Wherever the string "title" occurs in a line of these records, report that line.
# Start of Material provided
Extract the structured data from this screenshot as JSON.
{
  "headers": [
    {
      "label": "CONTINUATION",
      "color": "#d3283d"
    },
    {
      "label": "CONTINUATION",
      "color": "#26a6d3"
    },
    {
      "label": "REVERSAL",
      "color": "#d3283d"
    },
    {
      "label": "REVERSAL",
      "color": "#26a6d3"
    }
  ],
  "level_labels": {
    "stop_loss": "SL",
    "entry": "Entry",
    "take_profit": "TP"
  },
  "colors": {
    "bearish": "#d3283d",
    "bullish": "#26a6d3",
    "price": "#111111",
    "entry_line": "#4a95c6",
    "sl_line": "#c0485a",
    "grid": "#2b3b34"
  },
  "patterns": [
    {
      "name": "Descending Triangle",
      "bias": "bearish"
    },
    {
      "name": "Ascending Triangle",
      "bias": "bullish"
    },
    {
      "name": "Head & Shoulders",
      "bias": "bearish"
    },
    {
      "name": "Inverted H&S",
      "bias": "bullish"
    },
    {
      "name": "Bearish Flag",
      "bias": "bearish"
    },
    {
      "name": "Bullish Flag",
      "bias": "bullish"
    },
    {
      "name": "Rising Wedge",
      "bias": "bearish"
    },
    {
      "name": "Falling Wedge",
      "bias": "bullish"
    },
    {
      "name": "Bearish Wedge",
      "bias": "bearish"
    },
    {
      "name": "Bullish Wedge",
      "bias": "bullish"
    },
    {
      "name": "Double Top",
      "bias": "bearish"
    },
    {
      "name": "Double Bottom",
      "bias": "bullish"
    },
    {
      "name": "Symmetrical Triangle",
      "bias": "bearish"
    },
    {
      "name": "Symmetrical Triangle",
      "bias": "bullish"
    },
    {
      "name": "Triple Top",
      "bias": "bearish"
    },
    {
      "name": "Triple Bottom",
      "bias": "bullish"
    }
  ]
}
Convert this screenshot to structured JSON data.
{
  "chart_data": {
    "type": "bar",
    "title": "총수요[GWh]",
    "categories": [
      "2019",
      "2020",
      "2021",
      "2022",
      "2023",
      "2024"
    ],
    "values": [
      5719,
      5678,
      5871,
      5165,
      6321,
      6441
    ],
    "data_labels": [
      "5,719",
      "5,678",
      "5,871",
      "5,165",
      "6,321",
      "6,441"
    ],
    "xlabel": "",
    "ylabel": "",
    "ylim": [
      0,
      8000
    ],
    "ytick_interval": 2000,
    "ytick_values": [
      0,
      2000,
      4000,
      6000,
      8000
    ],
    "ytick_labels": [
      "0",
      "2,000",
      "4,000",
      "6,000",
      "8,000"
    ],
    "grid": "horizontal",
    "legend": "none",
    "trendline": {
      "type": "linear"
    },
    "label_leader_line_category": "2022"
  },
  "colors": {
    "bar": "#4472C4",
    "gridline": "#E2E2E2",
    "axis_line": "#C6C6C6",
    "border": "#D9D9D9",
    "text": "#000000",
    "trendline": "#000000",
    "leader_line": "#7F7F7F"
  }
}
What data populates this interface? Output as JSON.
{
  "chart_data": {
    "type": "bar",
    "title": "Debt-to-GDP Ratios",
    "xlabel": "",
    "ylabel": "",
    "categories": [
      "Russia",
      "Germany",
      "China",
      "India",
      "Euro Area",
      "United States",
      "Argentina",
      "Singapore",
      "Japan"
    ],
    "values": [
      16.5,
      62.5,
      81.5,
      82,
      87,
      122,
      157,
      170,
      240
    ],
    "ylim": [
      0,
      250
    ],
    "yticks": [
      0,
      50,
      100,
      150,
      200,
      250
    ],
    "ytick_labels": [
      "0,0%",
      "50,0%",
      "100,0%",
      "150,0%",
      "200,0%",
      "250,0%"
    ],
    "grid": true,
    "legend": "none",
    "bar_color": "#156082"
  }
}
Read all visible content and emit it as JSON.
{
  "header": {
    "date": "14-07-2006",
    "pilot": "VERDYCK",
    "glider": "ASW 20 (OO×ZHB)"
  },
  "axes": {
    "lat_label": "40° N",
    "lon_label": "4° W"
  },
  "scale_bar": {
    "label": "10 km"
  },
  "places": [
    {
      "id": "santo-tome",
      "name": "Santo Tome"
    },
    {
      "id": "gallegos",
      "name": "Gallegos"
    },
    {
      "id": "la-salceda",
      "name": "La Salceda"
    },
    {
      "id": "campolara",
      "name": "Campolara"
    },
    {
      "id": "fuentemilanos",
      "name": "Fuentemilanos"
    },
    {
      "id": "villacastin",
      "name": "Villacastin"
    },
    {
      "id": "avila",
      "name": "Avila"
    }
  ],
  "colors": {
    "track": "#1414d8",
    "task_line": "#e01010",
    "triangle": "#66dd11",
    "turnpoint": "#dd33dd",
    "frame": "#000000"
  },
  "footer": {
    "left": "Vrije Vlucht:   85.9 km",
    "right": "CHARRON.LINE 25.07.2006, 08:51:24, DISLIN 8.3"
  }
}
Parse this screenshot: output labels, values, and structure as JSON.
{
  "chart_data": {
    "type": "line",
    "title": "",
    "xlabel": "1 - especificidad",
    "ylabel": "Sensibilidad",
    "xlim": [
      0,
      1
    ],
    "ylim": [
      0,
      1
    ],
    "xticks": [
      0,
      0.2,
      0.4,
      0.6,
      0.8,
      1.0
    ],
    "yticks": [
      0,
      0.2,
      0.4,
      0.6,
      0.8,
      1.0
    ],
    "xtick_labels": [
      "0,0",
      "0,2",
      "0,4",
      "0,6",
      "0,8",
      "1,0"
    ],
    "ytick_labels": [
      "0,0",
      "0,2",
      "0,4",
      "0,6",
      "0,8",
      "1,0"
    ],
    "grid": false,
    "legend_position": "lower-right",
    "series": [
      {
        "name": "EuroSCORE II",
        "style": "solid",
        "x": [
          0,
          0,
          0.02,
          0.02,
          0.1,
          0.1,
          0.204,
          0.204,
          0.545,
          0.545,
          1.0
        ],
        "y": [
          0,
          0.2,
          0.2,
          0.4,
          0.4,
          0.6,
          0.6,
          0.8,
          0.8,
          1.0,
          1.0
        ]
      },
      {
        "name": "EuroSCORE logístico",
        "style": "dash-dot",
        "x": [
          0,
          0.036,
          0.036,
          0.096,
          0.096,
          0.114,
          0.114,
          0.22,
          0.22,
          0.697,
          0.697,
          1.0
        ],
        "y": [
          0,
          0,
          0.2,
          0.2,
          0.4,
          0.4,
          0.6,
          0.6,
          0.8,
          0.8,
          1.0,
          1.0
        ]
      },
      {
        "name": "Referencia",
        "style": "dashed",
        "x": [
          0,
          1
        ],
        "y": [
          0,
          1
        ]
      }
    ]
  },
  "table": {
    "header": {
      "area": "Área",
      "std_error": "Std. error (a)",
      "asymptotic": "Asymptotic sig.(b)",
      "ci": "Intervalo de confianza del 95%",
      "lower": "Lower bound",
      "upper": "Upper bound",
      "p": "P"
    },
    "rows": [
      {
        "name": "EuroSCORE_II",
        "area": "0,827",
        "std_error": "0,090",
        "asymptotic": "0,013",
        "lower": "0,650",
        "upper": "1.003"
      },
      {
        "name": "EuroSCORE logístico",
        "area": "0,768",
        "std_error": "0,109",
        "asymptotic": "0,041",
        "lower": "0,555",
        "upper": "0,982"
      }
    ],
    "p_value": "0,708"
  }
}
# End of Material provided
▶ _Solution to this task_:
    "title": "총수요[GWh]",
    "title": "Debt-to-GDP Ratios",
    "title": "",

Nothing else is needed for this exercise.